[Excerpts from a figure dataset]
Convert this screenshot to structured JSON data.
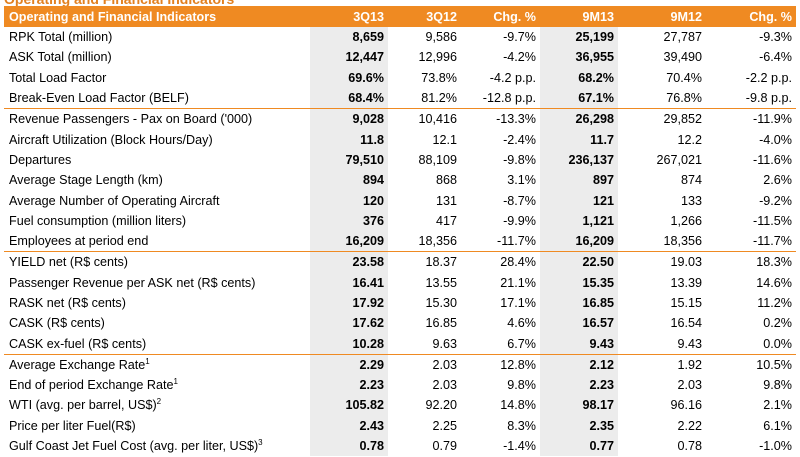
{
  "header": {
    "title": "Operating and Financial Indicators",
    "cols": [
      "3Q13",
      "3Q12",
      "Chg. %",
      "9M13",
      "9M12",
      "Chg. %"
    ]
  },
  "rows": [
    {
      "label": "RPK Total (million)",
      "sup": "",
      "v": [
        "8,659",
        "9,586",
        "-9.7%",
        "25,199",
        "27,787",
        "-9.3%"
      ],
      "gs": false
    },
    {
      "label": "ASK Total (million)",
      "sup": "",
      "v": [
        "12,447",
        "12,996",
        "-4.2%",
        "36,955",
        "39,490",
        "-6.4%"
      ],
      "gs": false
    },
    {
      "label": "Total Load Factor",
      "sup": "",
      "v": [
        "69.6%",
        "73.8%",
        "-4.2 p.p.",
        "68.2%",
        "70.4%",
        "-2.2 p.p."
      ],
      "gs": false
    },
    {
      "label": "Break-Even Load Factor (BELF)",
      "sup": "",
      "v": [
        "68.4%",
        "81.2%",
        "-12.8 p.p.",
        "67.1%",
        "76.8%",
        "-9.8 p.p."
      ],
      "gs": false
    },
    {
      "label": "Revenue Passengers - Pax on Board ('000)",
      "sup": "",
      "v": [
        "9,028",
        "10,416",
        "-13.3%",
        "26,298",
        "29,852",
        "-11.9%"
      ],
      "gs": true
    },
    {
      "label": "Aircraft Utilization (Block Hours/Day)",
      "sup": "",
      "v": [
        "11.8",
        "12.1",
        "-2.4%",
        "11.7",
        "12.2",
        "-4.0%"
      ],
      "gs": false
    },
    {
      "label": "Departures",
      "sup": "",
      "v": [
        "79,510",
        "88,109",
        "-9.8%",
        "236,137",
        "267,021",
        "-11.6%"
      ],
      "gs": false
    },
    {
      "label": "Average Stage Length (km)",
      "sup": "",
      "v": [
        "894",
        "868",
        "3.1%",
        "897",
        "874",
        "2.6%"
      ],
      "gs": false
    },
    {
      "label": "Average Number of Operating Aircraft",
      "sup": "",
      "v": [
        "120",
        "131",
        "-8.7%",
        "121",
        "133",
        "-9.2%"
      ],
      "gs": false
    },
    {
      "label": "Fuel consumption (million liters)",
      "sup": "",
      "v": [
        "376",
        "417",
        "-9.9%",
        "1,121",
        "1,266",
        "-11.5%"
      ],
      "gs": false
    },
    {
      "label": "Employees at period end",
      "sup": "",
      "v": [
        "16,209",
        "18,356",
        "-11.7%",
        "16,209",
        "18,356",
        "-11.7%"
      ],
      "gs": false
    },
    {
      "label": "YIELD net (R$ cents)",
      "sup": "",
      "v": [
        "23.58",
        "18.37",
        "28.4%",
        "22.50",
        "19.03",
        "18.3%"
      ],
      "gs": true
    },
    {
      "label": "Passenger Revenue per ASK net (R$ cents)",
      "sup": "",
      "v": [
        "16.41",
        "13.55",
        "21.1%",
        "15.35",
        "13.39",
        "14.6%"
      ],
      "gs": false
    },
    {
      "label": "RASK net (R$ cents)",
      "sup": "",
      "v": [
        "17.92",
        "15.30",
        "17.1%",
        "16.85",
        "15.15",
        "11.2%"
      ],
      "gs": false
    },
    {
      "label": "CASK (R$ cents)",
      "sup": "",
      "v": [
        "17.62",
        "16.85",
        "4.6%",
        "16.57",
        "16.54",
        "0.2%"
      ],
      "gs": false
    },
    {
      "label": "CASK ex-fuel (R$ cents)",
      "sup": "",
      "v": [
        "10.28",
        "9.63",
        "6.7%",
        "9.43",
        "9.43",
        "0.0%"
      ],
      "gs": false
    },
    {
      "label": "Average Exchange Rate",
      "sup": "1",
      "v": [
        "2.29",
        "2.03",
        "12.8%",
        "2.12",
        "1.92",
        "10.5%"
      ],
      "gs": true
    },
    {
      "label": "End of period Exchange Rate",
      "sup": "1",
      "v": [
        "2.23",
        "2.03",
        "9.8%",
        "2.23",
        "2.03",
        "9.8%"
      ],
      "gs": false
    },
    {
      "label": "WTI (avg. per barrel, US$)",
      "sup": "2",
      "v": [
        "105.82",
        "92.20",
        "14.8%",
        "98.17",
        "96.16",
        "2.1%"
      ],
      "gs": false
    },
    {
      "label": "Price per liter Fuel(R$)",
      "sup": "",
      "v": [
        "2.43",
        "2.25",
        "8.3%",
        "2.35",
        "2.22",
        "6.1%"
      ],
      "gs": false
    },
    {
      "label": "Gulf Coast Jet Fuel Cost (avg. per liter, US$)",
      "sup": "3",
      "v": [
        "0.78",
        "0.79",
        "-1.4%",
        "0.77",
        "0.78",
        "-1.0%"
      ],
      "gs": false
    }
  ]
}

WHAT YOU HAVE TO DO:
Copy each line of the records above that carries the word "Load".

TASK OUTPUT:
      "label": "Total Load Factor",
      "label": "Break-Even Load Factor (BELF)",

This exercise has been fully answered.